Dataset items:
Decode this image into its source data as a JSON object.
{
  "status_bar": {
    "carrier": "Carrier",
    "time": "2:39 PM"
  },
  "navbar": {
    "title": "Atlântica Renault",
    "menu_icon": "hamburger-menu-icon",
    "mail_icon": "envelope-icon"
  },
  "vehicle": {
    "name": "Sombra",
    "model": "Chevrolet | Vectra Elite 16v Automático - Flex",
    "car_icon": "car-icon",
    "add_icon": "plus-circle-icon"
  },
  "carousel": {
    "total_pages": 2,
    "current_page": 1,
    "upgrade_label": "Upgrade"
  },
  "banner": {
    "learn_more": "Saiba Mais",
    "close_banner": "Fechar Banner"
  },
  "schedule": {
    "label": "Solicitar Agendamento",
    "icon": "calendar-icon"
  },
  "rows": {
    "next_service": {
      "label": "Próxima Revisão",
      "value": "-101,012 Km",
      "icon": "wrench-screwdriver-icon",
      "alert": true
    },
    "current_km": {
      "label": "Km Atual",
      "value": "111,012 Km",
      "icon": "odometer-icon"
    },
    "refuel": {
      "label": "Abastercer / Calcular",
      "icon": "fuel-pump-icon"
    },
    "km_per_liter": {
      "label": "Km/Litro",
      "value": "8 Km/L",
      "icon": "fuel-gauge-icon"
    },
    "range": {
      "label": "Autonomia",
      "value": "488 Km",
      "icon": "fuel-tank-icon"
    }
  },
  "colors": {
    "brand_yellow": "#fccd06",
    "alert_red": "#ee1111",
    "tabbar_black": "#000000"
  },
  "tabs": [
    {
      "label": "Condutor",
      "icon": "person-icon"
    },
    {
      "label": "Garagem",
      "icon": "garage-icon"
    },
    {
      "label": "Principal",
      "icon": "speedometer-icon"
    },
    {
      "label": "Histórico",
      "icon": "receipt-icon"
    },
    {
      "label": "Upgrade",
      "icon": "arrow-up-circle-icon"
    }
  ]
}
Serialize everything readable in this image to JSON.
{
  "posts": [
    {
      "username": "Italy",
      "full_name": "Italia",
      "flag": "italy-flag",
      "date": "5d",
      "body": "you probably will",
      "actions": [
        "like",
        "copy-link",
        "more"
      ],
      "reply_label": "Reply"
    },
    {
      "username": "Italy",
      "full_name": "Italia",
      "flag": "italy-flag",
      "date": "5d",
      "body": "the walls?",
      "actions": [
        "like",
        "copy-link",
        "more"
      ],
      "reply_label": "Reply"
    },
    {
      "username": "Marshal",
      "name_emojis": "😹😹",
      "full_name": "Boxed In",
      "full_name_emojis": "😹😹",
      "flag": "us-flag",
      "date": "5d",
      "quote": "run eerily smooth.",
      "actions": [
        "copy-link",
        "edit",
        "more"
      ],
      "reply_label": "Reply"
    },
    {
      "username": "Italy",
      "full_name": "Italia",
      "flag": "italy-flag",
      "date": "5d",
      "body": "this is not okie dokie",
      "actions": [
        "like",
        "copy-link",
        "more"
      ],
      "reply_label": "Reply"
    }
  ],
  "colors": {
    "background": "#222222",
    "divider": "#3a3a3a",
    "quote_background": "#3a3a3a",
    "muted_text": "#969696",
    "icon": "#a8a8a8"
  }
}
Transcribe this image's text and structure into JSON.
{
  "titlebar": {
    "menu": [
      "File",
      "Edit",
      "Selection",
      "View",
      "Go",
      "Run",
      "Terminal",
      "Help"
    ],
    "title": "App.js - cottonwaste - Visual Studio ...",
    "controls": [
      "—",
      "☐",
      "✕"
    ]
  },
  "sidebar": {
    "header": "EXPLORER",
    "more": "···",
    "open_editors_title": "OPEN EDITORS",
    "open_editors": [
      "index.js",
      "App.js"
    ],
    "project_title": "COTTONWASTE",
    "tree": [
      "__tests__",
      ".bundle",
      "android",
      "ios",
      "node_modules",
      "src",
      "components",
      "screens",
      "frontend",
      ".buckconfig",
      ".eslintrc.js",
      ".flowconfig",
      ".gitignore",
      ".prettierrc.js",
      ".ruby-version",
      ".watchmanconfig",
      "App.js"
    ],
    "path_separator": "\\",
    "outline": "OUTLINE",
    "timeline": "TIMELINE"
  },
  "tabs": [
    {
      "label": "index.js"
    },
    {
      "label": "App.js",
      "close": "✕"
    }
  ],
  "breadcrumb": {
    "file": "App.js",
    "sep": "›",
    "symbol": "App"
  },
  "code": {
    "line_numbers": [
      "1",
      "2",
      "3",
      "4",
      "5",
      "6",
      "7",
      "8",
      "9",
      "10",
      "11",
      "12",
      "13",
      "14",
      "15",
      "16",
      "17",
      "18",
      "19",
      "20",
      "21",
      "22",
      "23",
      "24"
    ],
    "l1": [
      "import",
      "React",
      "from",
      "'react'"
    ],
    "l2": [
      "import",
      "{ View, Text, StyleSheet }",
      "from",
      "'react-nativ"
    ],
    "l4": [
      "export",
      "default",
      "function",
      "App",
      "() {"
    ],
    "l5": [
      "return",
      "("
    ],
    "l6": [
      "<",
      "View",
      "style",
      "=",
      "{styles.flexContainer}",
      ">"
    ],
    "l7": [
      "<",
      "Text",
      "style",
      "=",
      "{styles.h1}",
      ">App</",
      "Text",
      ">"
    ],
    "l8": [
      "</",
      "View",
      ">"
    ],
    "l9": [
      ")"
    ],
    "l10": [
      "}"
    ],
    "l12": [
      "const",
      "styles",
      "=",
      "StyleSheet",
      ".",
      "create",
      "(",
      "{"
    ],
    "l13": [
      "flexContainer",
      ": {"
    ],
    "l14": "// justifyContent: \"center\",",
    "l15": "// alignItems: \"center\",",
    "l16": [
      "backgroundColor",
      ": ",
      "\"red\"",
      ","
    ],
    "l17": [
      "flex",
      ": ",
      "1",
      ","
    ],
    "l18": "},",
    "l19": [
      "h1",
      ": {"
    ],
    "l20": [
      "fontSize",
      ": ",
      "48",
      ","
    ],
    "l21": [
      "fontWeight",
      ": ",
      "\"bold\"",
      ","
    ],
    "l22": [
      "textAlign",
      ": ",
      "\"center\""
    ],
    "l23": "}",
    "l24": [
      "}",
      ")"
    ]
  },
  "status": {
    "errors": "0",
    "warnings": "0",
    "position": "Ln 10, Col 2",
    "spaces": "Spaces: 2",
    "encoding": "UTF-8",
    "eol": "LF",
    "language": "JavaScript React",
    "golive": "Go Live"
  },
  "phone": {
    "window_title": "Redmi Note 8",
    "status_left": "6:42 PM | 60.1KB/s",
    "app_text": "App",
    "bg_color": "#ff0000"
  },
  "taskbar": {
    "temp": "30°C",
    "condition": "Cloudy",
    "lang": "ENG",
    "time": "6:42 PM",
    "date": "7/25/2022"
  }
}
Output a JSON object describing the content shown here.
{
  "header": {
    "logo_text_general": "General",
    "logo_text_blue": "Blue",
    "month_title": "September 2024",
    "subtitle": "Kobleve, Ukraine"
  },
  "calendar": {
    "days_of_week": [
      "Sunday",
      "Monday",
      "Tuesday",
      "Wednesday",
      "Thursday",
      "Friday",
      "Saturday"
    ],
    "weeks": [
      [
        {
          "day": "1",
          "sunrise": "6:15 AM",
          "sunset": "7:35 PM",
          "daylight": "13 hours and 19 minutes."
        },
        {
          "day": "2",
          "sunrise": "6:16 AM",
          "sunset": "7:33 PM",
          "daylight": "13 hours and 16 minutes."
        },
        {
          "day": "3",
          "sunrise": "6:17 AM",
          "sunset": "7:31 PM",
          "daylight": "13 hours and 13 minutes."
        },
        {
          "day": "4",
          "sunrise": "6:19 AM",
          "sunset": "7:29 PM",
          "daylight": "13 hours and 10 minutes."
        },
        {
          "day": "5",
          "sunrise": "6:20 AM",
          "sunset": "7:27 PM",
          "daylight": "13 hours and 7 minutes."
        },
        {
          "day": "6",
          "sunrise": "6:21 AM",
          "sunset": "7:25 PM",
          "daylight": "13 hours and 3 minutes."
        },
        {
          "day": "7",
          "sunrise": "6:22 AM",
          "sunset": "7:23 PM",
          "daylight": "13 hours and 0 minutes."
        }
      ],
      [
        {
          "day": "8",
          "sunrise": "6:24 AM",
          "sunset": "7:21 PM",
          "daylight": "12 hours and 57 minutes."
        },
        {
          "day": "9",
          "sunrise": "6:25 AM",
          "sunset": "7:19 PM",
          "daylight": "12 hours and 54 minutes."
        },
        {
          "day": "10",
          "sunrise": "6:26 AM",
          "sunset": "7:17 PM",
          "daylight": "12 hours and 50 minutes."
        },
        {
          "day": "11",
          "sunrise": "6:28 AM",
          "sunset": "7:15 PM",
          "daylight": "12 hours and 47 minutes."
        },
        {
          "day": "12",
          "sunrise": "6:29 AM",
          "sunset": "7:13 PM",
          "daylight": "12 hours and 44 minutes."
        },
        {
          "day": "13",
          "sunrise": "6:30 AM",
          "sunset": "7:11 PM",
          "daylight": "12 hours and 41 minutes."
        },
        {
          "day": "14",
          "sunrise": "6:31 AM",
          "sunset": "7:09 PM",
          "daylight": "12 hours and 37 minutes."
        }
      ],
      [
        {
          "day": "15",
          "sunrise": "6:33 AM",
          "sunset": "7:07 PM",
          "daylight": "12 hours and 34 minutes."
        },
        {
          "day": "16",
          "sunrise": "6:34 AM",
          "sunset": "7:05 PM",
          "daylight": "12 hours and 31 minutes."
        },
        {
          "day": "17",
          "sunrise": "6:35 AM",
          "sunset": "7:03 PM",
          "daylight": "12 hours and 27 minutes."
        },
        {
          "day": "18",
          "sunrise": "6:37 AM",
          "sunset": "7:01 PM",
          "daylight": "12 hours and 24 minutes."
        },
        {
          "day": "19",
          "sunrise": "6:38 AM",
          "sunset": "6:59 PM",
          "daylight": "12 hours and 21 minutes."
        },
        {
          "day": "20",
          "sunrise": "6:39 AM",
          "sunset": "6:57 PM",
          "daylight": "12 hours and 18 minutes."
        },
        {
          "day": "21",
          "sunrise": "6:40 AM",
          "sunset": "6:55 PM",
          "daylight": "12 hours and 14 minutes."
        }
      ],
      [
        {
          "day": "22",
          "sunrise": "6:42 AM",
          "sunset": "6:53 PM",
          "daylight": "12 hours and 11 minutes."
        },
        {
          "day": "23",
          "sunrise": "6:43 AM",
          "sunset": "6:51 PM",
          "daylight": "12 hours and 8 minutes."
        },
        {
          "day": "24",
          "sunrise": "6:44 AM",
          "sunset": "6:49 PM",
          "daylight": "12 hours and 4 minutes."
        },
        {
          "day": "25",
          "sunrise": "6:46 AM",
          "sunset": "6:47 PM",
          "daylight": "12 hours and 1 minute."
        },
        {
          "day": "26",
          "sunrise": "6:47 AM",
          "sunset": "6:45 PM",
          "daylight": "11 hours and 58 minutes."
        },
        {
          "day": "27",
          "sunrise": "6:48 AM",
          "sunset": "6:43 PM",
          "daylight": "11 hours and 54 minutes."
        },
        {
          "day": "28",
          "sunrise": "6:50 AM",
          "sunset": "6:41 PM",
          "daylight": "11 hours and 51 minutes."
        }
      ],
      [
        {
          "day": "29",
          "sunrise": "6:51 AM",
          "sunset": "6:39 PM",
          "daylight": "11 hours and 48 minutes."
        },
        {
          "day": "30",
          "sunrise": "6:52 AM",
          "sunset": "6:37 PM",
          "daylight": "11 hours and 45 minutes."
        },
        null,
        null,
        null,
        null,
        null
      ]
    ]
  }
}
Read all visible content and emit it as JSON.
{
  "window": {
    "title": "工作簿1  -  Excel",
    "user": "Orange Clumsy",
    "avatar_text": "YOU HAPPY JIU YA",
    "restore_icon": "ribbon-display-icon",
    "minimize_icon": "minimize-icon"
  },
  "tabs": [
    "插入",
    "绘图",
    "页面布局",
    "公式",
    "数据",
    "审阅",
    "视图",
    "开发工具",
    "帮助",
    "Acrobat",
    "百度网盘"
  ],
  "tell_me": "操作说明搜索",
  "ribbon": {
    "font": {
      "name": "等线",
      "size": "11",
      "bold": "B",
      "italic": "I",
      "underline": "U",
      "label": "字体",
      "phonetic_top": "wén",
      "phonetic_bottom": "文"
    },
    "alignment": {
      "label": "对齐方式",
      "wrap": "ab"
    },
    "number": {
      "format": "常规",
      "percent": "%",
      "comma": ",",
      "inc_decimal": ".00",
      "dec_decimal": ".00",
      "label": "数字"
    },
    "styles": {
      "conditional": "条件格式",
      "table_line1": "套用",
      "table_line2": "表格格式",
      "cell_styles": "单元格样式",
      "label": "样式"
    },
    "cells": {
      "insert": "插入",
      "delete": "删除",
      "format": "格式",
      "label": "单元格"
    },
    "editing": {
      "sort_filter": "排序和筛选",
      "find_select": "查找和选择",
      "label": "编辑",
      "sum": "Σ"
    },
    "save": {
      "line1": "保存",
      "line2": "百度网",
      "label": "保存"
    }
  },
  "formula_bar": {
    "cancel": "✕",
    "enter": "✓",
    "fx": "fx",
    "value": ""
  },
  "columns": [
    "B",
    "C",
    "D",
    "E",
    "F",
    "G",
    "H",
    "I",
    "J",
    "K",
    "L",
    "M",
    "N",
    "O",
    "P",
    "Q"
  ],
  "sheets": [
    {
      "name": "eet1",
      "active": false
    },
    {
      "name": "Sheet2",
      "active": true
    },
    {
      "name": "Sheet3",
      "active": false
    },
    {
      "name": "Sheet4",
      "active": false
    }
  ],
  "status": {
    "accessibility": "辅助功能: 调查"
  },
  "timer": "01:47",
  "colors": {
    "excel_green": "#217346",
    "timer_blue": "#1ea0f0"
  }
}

• The request: Using the listing above, locate the lines that hold "flexContainer" and copy each one.

• Exercise solution:
      "{styles.flexContainer}",
      "flexContainer",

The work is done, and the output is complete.